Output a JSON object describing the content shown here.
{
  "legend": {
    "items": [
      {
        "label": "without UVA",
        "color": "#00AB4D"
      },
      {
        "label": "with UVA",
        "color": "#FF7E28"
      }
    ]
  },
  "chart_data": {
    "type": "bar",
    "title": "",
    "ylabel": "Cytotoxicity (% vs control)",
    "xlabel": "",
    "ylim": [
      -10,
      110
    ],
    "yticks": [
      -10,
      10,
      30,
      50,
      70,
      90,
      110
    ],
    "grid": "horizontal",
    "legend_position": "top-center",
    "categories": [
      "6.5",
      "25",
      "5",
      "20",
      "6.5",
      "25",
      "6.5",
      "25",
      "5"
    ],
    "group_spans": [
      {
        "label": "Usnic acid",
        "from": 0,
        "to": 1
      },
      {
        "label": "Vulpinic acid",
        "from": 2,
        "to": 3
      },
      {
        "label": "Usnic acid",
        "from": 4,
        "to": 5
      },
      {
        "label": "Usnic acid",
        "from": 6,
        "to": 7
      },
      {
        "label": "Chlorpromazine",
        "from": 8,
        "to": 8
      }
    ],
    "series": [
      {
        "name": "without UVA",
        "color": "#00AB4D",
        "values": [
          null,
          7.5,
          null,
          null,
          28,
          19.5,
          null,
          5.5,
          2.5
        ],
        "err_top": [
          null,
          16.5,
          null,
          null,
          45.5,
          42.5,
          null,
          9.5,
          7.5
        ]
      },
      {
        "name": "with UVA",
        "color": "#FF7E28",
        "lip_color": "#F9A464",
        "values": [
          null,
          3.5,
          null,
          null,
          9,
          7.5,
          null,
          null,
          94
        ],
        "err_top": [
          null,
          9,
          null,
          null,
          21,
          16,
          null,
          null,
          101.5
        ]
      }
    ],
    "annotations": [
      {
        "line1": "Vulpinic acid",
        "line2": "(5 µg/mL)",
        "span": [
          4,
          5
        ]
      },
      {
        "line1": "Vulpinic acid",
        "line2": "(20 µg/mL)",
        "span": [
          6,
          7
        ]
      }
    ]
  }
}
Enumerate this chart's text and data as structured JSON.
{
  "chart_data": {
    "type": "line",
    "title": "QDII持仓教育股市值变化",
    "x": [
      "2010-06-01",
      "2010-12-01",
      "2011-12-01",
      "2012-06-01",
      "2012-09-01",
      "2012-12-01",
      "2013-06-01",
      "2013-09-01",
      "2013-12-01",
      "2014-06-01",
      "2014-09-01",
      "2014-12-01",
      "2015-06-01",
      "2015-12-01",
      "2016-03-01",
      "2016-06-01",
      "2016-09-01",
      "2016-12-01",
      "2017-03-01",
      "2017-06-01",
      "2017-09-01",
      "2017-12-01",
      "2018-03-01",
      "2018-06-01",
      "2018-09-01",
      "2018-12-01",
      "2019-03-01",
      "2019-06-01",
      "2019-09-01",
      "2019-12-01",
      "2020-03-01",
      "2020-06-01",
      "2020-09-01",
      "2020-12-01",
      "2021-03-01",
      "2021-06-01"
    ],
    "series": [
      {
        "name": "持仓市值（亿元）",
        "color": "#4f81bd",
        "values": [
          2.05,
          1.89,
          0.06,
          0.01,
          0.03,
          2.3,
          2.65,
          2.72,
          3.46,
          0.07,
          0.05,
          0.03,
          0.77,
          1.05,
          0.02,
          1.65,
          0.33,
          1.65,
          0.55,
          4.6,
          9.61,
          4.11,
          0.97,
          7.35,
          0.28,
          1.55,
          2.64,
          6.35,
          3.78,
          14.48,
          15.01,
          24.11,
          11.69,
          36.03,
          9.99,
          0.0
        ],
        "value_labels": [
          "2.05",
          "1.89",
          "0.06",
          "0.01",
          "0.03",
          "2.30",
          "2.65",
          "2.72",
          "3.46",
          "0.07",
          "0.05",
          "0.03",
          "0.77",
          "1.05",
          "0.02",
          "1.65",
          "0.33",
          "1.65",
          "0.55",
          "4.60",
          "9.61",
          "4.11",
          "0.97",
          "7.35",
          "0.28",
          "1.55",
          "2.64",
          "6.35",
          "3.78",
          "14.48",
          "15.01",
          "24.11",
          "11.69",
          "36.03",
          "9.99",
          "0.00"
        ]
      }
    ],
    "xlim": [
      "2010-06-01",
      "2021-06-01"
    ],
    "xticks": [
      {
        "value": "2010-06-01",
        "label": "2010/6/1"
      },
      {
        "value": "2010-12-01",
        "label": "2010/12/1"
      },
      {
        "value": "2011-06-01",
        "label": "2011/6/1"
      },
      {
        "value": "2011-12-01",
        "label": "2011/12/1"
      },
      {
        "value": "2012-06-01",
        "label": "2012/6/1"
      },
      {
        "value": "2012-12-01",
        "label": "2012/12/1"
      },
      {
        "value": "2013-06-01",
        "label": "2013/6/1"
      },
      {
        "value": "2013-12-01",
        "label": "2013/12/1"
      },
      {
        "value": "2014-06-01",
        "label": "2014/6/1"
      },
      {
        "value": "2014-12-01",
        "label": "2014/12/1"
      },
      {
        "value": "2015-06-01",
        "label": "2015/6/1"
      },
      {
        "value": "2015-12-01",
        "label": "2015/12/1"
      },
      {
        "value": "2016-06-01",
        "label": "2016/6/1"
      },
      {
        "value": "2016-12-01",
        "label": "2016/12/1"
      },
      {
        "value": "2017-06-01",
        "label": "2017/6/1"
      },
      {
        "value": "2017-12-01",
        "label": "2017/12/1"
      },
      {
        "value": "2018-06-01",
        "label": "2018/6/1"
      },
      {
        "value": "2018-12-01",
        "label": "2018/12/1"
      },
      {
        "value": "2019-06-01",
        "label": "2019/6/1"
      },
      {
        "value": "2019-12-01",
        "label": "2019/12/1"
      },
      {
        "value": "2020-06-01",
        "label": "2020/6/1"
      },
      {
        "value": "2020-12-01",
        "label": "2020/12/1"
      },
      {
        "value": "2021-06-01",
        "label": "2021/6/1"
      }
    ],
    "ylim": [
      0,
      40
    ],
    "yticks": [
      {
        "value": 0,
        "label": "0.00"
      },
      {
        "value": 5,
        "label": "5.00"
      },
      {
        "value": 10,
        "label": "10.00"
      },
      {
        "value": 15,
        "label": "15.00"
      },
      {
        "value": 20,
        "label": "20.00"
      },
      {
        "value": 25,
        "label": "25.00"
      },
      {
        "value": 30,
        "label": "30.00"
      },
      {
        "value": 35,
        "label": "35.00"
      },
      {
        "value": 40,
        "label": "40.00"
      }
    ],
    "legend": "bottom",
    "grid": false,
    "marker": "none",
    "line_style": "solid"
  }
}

++++++

## THE REQUEST
Write out the records shown above, exactly as they appear.

## EXERCISE SOLUTION
Output a JSON object describing the content shown here.
{
  "legend": {
    "items": [
      {
        "label": "without UVA",
        "color": "#00AB4D"
      },
      {
        "label": "with UVA",
        "color": "#FF7E28"
      }
    ]
  },
  "chart_data": {
    "type": "bar",
    "title": "",
    "ylabel": "Cytotoxicity (% vs control)",
    "xlabel": "",
    "ylim": [
      -10,
      110
    ],
    "yticks": [
      -10,
      10,
      30,
      50,
      70,
      90,
      110
    ],
    "grid": "horizontal",
    "legend_position": "top-center",
    "categories": [
      "6.5",
      "25",
      "5",
      "20",
      "6.5",
      "25",
      "6.5",
      "25",
      "5"
    ],
    "group_spans": [
      {
        "label": "Usnic acid",
        "from": 0,
        "to": 1
      },
      {
        "label": "Vulpinic acid",
        "from": 2,
        "to": 3
      },
      {
        "label": "Usnic acid",
        "from": 4,
        "to": 5
      },
      {
        "label": "Usnic acid",
        "from": 6,
        "to": 7
      },
      {
        "label": "Chlorpromazine",
        "from": 8,
        "to": 8
      }
    ],
    "series": [
      {
        "name": "without UVA",
        "color": "#00AB4D",
        "values": [
          null,
          7.5,
          null,
          null,
          28,
          19.5,
          null,
          5.5,
          2.5
        ],
        "err_top": [
          null,
          16.5,
          null,
          null,
          45.5,
          42.5,
          null,
          9.5,
          7.5
        ]
      },
      {
        "name": "with UVA",
        "color": "#FF7E28",
        "lip_color": "#F9A464",
        "values": [
          null,
          3.5,
          null,
          null,
          9,
          7.5,
          null,
          null,
          94
        ],
        "err_top": [
          null,
          9,
          null,
          null,
          21,
          16,
          null,
          null,
          101.5
        ]
      }
    ],
    "annotations": [
      {
        "line1": "Vulpinic acid",
        "line2": "(5 µg/mL)",
        "span": [
          4,
          5
        ]
      },
      {
        "line1": "Vulpinic acid",
        "line2": "(20 µg/mL)",
        "span": [
          6,
          7
        ]
      }
    ]
  }
}
Enumerate this chart's text and data as structured JSON.
{
  "chart_data": {
    "type": "line",
    "title": "QDII持仓教育股市值变化",
    "x": [
      "2010-06-01",
      "2010-12-01",
      "2011-12-01",
      "2012-06-01",
      "2012-09-01",
      "2012-12-01",
      "2013-06-01",
      "2013-09-01",
      "2013-12-01",
      "2014-06-01",
      "2014-09-01",
      "2014-12-01",
      "2015-06-01",
      "2015-12-01",
      "2016-03-01",
      "2016-06-01",
      "2016-09-01",
      "2016-12-01",
      "2017-03-01",
      "2017-06-01",
      "2017-09-01",
      "2017-12-01",
      "2018-03-01",
      "2018-06-01",
      "2018-09-01",
      "2018-12-01",
      "2019-03-01",
      "2019-06-01",
      "2019-09-01",
      "2019-12-01",
      "2020-03-01",
      "2020-06-01",
      "2020-09-01",
      "2020-12-01",
      "2021-03-01",
      "2021-06-01"
    ],
    "series": [
      {
        "name": "持仓市值（亿元）",
        "color": "#4f81bd",
        "values": [
          2.05,
          1.89,
          0.06,
          0.01,
          0.03,
          2.3,
          2.65,
          2.72,
          3.46,
          0.07,
          0.05,
          0.03,
          0.77,
          1.05,
          0.02,
          1.65,
          0.33,
          1.65,
          0.55,
          4.6,
          9.61,
          4.11,
          0.97,
          7.35,
          0.28,
          1.55,
          2.64,
          6.35,
          3.78,
          14.48,
          15.01,
          24.11,
          11.69,
          36.03,
          9.99,
          0.0
        ],
        "value_labels": [
          "2.05",
          "1.89",
          "0.06",
          "0.01",
          "0.03",
          "2.30",
          "2.65",
          "2.72",
          "3.46",
          "0.07",
          "0.05",
          "0.03",
          "0.77",
          "1.05",
          "0.02",
          "1.65",
          "0.33",
          "1.65",
          "0.55",
          "4.60",
          "9.61",
          "4.11",
          "0.97",
          "7.35",
          "0.28",
          "1.55",
          "2.64",
          "6.35",
          "3.78",
          "14.48",
          "15.01",
          "24.11",
          "11.69",
          "36.03",
          "9.99",
          "0.00"
        ]
      }
    ],
    "xlim": [
      "2010-06-01",
      "2021-06-01"
    ],
    "xticks": [
      {
        "value": "2010-06-01",
        "label": "2010/6/1"
      },
      {
        "value": "2010-12-01",
        "label": "2010/12/1"
      },
      {
        "value": "2011-06-01",
        "label": "2011/6/1"
      },
      {
        "value": "2011-12-01",
        "label": "2011/12/1"
      },
      {
        "value": "2012-06-01",
        "label": "2012/6/1"
      },
      {
        "value": "2012-12-01",
        "label": "2012/12/1"
      },
      {
        "value": "2013-06-01",
        "label": "2013/6/1"
      },
      {
        "value": "2013-12-01",
        "label": "2013/12/1"
      },
      {
        "value": "2014-06-01",
        "label": "2014/6/1"
      },
      {
        "value": "2014-12-01",
        "label": "2014/12/1"
      },
      {
        "value": "2015-06-01",
        "label": "2015/6/1"
      },
      {
        "value": "2015-12-01",
        "label": "2015/12/1"
      },
      {
        "value": "2016-06-01",
        "label": "2016/6/1"
      },
      {
        "value": "2016-12-01",
        "label": "2016/12/1"
      },
      {
        "value": "2017-06-01",
        "label": "2017/6/1"
      },
      {
        "value": "2017-12-01",
        "label": "2017/12/1"
      },
      {
        "value": "2018-06-01",
        "label": "2018/6/1"
      },
      {
        "value": "2018-12-01",
        "label": "2018/12/1"
      },
      {
        "value": "2019-06-01",
        "label": "2019/6/1"
      },
      {
        "value": "2019-12-01",
        "label": "2019/12/1"
      },
      {
        "value": "2020-06-01",
        "label": "2020/6/1"
      },
      {
        "value": "2020-12-01",
        "label": "2020/12/1"
      },
      {
        "value": "2021-06-01",
        "label": "2021/6/1"
      }
    ],
    "ylim": [
      0,
      40
    ],
    "yticks": [
      {
        "value": 0,
        "label": "0.00"
      },
      {
        "value": 5,
        "label": "5.00"
      },
      {
        "value": 10,
        "label": "10.00"
      },
      {
        "value": 15,
        "label": "15.00"
      },
      {
        "value": 20,
        "label": "20.00"
      },
      {
        "value": 25,
        "label": "25.00"
      },
      {
        "value": 30,
        "label": "30.00"
      },
      {
        "value": 35,
        "label": "35.00"
      },
      {
        "value": 40,
        "label": "40.00"
      }
    ],
    "legend": "bottom",
    "grid": false,
    "marker": "none",
    "line_style": "solid"
  }
}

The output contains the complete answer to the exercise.